#### Your task
Output solely the number of lines containing the string "text".

#### Data supplied
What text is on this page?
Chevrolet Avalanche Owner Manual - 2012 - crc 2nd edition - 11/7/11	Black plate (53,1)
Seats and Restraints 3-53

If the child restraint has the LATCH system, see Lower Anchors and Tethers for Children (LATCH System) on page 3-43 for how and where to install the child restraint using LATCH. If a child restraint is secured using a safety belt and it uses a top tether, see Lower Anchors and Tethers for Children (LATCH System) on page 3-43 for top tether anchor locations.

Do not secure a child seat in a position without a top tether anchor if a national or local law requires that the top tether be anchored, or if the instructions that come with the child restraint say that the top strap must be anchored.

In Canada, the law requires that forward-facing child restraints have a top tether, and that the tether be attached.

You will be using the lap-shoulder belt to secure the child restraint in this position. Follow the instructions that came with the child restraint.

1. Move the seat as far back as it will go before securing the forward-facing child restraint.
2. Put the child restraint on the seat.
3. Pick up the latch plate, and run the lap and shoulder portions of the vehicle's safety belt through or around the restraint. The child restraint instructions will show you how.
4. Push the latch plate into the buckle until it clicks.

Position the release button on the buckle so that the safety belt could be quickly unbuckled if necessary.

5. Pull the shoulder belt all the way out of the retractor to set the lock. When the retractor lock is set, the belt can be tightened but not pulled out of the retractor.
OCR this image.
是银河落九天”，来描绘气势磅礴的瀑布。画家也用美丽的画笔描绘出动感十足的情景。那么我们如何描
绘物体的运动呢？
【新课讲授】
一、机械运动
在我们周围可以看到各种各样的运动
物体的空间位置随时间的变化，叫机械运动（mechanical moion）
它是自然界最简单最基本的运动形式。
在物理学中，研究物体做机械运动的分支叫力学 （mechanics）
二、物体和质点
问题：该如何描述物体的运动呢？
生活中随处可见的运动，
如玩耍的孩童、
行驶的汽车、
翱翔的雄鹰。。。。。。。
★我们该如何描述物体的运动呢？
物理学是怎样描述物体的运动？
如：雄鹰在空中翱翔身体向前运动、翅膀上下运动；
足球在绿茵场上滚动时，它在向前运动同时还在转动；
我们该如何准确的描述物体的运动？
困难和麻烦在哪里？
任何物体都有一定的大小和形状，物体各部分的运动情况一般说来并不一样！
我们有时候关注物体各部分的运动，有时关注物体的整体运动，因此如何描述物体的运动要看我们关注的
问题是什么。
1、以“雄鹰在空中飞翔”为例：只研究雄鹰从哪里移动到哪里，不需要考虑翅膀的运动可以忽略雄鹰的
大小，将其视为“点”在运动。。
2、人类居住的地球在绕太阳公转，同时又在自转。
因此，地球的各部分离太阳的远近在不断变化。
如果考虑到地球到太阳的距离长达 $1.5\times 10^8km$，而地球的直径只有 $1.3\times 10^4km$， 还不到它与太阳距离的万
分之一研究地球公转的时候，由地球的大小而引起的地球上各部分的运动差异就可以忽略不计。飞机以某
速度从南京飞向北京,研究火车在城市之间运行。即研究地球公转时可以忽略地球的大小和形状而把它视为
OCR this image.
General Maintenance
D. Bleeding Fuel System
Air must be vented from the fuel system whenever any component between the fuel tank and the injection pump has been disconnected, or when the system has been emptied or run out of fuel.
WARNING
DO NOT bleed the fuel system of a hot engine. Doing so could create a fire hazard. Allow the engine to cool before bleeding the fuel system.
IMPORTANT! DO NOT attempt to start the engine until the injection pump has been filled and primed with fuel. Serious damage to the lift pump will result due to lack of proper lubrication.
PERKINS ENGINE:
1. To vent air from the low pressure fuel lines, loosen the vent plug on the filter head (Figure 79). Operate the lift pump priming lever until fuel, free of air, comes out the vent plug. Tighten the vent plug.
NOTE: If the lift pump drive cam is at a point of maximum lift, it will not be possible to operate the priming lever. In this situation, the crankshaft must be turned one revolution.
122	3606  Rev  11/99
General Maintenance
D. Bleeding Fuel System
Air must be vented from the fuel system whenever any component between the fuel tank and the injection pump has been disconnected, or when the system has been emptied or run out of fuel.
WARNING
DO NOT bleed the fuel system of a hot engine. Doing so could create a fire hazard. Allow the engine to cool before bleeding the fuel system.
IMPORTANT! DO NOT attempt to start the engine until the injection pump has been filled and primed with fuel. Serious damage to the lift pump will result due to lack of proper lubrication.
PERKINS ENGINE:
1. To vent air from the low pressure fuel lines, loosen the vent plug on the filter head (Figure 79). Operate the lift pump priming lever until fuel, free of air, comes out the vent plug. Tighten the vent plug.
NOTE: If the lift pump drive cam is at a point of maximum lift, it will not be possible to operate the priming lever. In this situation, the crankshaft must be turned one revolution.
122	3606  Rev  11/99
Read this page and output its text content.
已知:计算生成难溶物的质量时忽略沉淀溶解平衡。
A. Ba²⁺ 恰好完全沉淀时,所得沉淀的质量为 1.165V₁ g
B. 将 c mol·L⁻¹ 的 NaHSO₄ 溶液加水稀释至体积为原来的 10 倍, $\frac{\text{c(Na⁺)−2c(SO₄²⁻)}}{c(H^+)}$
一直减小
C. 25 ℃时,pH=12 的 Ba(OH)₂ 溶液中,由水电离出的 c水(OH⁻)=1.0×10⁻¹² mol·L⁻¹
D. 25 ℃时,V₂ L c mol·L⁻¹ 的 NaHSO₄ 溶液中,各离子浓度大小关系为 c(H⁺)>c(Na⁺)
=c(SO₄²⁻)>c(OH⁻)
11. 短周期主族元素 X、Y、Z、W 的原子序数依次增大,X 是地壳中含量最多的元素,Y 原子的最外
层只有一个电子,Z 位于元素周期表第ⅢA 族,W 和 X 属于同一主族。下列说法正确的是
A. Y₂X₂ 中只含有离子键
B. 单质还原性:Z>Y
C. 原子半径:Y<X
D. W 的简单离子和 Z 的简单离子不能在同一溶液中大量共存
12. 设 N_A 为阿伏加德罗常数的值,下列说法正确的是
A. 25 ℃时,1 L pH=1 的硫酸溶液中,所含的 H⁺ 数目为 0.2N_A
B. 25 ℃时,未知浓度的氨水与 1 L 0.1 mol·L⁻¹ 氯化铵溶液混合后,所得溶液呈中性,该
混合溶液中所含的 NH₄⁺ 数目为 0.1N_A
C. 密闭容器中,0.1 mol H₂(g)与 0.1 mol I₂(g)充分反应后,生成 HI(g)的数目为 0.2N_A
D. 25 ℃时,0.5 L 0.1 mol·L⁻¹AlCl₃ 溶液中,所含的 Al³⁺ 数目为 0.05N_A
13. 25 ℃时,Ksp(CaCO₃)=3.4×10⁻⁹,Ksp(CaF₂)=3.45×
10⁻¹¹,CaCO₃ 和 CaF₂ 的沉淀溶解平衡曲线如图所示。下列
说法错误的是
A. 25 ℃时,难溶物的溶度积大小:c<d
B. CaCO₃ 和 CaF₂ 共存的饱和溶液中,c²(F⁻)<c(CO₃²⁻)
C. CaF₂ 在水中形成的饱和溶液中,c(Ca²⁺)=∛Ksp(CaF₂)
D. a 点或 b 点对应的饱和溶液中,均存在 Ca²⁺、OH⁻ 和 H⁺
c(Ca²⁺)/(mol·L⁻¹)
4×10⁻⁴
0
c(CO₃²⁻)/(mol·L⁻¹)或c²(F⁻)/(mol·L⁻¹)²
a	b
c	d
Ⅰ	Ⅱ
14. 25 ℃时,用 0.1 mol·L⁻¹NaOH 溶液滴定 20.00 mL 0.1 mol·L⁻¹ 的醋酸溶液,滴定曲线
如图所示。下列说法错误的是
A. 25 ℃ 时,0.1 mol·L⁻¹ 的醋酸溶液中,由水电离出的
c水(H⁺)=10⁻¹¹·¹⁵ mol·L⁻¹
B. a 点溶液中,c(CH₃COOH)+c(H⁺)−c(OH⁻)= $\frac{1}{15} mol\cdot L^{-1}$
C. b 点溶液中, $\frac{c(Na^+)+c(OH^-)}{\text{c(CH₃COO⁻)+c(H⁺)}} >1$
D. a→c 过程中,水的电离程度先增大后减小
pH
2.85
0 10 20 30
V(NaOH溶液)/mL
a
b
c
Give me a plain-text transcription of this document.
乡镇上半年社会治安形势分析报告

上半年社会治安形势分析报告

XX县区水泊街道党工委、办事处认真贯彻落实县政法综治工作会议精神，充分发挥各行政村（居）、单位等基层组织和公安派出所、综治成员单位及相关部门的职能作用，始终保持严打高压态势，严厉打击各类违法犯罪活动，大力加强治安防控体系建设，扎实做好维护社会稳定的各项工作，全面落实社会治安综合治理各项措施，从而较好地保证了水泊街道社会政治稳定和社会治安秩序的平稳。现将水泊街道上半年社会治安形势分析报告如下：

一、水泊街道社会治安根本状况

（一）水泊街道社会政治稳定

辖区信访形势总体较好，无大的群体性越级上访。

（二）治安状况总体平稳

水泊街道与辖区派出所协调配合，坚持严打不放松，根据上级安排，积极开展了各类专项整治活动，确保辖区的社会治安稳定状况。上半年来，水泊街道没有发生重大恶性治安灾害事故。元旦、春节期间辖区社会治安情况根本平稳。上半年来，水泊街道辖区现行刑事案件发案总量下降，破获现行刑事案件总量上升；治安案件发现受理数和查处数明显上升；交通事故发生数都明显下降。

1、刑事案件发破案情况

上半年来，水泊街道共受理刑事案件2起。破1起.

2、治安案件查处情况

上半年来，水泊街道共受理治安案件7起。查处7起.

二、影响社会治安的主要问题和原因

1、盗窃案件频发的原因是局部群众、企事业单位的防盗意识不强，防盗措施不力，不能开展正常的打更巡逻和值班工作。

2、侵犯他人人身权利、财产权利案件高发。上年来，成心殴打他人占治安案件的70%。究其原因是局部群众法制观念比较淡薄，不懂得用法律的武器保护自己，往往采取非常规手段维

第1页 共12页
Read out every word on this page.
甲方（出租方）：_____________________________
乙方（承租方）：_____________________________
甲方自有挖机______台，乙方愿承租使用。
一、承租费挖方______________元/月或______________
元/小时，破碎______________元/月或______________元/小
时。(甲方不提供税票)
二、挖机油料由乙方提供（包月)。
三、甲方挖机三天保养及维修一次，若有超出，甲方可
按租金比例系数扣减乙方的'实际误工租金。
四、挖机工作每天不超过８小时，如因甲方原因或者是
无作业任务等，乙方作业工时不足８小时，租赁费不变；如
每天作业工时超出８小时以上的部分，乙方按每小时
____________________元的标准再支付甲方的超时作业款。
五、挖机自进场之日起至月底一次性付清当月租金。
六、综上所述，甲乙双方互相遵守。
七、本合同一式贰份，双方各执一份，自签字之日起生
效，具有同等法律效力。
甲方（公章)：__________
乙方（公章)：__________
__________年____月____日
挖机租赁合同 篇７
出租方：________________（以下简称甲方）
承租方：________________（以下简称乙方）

#### Exercise result
5